TEXTO EXTRAÍDO:

Como ya se ha comentado en columnas anteriores, estos magros resultados se explican tanto por factores internos como por factores externos, destacando entre estos últimos la desaceleración de la economía china y su impacto en la demanda y los precios de las materias primas, la incertidumbre generada por la política monetaria de Estados Unidos, cuya economía no acaba de despegar, así como el contexto taciturno o recesivo de la mayor parte de la Unión Europea.
En el plano interno, el débil comportamiento de la productividad laboral en América Latina y el Caribe es reflejo de las limitaciones que enfrenta la región a la hora de generar una mayor producción dada su limitada capacidad productiva. Lo anterior podría revertirse a través de una mayor inversión, especialmente en aquellos sectores de mayor contenido tecnológico. Sin embargo, la inversión como porcentaje del PIB se ha estancado durante la última década, situándose en 2013 en un 22.1% del PIB. Además, la inversión se mantiene en niveles bajos en comparación con otras economías emergentes. Por ejemplo, en 2013, la inversión como porcentaje del PIB en Latinoamérica fue más de 20 puntos porcentuales inferior a la registrada en los países asiáticos en desarrollo.
Las tareas pendientes
Ante este escenario, la OCDE recomienda una "mejora de los niveles de educación de toda la población en América Latina, de las competencias de su fuerza laboral presente y futura, y del entorno y las políticas de innovación, las cuales constituyen" un "componente esencial para impulsar el crecimiento incluyente en la región". En ese sentido destaca la necesidad de mejorar el vínculo entre el sistema educativo y el productivo, reforzando en particular la formación técnica.

EJERCICIO: En el texto sobre la economía de América Latina, ¿por qué recomienda la OCDE mejorar la educación, las competencias de la fuerza laboral y el entorno y las políticas de innovación?

DATOS PROPORCIONADOS:
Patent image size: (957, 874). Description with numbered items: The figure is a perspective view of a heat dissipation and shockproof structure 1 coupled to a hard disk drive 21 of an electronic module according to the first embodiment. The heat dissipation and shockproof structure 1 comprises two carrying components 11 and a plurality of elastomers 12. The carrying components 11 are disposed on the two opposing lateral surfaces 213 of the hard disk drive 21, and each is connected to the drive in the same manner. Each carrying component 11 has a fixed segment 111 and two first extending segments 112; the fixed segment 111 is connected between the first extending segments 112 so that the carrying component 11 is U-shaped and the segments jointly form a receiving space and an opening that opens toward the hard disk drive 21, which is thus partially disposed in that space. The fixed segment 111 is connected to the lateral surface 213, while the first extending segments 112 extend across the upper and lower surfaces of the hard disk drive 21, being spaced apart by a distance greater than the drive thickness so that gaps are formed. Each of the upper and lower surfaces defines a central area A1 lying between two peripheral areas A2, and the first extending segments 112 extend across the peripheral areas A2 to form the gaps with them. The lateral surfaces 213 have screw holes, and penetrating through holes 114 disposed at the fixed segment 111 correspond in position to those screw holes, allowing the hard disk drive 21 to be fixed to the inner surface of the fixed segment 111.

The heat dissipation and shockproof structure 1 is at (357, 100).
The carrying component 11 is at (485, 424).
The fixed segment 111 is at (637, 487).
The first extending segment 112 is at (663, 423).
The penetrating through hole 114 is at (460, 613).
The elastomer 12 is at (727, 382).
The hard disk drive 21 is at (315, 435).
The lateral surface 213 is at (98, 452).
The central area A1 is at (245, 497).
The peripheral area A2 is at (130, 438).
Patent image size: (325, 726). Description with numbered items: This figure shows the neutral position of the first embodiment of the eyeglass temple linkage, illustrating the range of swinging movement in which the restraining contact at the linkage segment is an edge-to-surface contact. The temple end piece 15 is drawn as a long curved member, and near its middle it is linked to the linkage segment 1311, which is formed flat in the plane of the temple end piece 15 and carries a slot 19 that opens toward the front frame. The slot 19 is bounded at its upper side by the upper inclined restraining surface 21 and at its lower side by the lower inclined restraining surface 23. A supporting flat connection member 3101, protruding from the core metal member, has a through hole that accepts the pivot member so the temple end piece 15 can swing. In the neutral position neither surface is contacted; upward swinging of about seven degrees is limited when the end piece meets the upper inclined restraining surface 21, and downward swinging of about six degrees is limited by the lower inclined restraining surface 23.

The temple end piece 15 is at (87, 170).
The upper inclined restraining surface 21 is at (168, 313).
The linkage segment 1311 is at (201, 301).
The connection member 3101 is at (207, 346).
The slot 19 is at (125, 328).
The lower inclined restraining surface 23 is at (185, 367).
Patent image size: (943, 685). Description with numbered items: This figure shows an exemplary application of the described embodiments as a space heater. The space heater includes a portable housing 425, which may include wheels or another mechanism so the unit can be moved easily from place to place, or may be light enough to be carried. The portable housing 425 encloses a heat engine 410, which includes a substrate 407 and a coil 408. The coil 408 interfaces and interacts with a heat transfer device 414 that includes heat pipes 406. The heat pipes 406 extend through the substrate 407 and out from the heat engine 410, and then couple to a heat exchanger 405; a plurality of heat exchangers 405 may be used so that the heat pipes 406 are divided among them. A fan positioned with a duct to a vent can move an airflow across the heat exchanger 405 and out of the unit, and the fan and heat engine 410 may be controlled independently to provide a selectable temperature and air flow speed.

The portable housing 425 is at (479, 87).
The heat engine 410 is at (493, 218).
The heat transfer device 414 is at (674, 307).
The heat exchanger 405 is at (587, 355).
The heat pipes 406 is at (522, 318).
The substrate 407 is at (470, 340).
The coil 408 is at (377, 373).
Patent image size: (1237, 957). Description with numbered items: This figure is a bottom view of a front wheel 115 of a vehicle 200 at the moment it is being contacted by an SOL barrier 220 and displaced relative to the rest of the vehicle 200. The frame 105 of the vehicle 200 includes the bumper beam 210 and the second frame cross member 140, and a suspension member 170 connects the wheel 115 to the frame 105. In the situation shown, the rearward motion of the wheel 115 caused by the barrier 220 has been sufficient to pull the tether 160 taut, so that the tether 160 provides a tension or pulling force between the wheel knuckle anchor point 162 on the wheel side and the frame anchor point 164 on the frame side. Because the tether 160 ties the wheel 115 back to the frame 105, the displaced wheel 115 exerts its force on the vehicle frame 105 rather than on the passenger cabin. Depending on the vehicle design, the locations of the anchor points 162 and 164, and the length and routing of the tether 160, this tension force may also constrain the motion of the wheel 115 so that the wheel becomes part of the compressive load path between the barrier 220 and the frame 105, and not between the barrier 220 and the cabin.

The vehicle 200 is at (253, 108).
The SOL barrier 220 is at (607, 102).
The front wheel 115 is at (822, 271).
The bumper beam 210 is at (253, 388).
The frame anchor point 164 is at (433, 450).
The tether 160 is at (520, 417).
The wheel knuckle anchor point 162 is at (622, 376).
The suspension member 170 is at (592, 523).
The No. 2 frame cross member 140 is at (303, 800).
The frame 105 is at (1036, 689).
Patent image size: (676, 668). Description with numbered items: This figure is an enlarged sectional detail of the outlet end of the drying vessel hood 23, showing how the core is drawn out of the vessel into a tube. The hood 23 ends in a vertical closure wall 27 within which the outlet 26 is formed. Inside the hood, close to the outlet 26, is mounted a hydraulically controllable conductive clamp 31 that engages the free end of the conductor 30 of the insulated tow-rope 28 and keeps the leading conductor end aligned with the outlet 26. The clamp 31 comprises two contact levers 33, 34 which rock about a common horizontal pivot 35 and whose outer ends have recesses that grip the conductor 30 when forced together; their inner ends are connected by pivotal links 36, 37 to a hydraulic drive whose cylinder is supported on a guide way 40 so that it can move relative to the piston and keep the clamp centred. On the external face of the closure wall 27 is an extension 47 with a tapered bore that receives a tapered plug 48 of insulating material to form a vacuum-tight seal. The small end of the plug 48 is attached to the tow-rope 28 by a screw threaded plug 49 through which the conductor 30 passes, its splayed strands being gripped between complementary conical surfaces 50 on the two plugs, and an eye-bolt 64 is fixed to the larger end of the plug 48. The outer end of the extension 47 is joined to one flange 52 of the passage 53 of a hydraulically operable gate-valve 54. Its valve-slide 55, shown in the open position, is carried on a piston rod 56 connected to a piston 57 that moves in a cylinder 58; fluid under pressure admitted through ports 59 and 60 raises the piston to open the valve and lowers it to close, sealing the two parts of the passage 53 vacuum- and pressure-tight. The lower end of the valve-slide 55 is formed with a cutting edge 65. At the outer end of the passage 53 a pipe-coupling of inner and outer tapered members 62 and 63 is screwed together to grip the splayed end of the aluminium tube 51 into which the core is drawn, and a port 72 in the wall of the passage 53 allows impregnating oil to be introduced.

RESPUESTA: Porque, según la OCDE, esos elementos constituyen un componente esencial para impulsar el crecimiento incluyente en la región. La recomendación responde a un escenario de débil productividad laboral y de inversión estancada.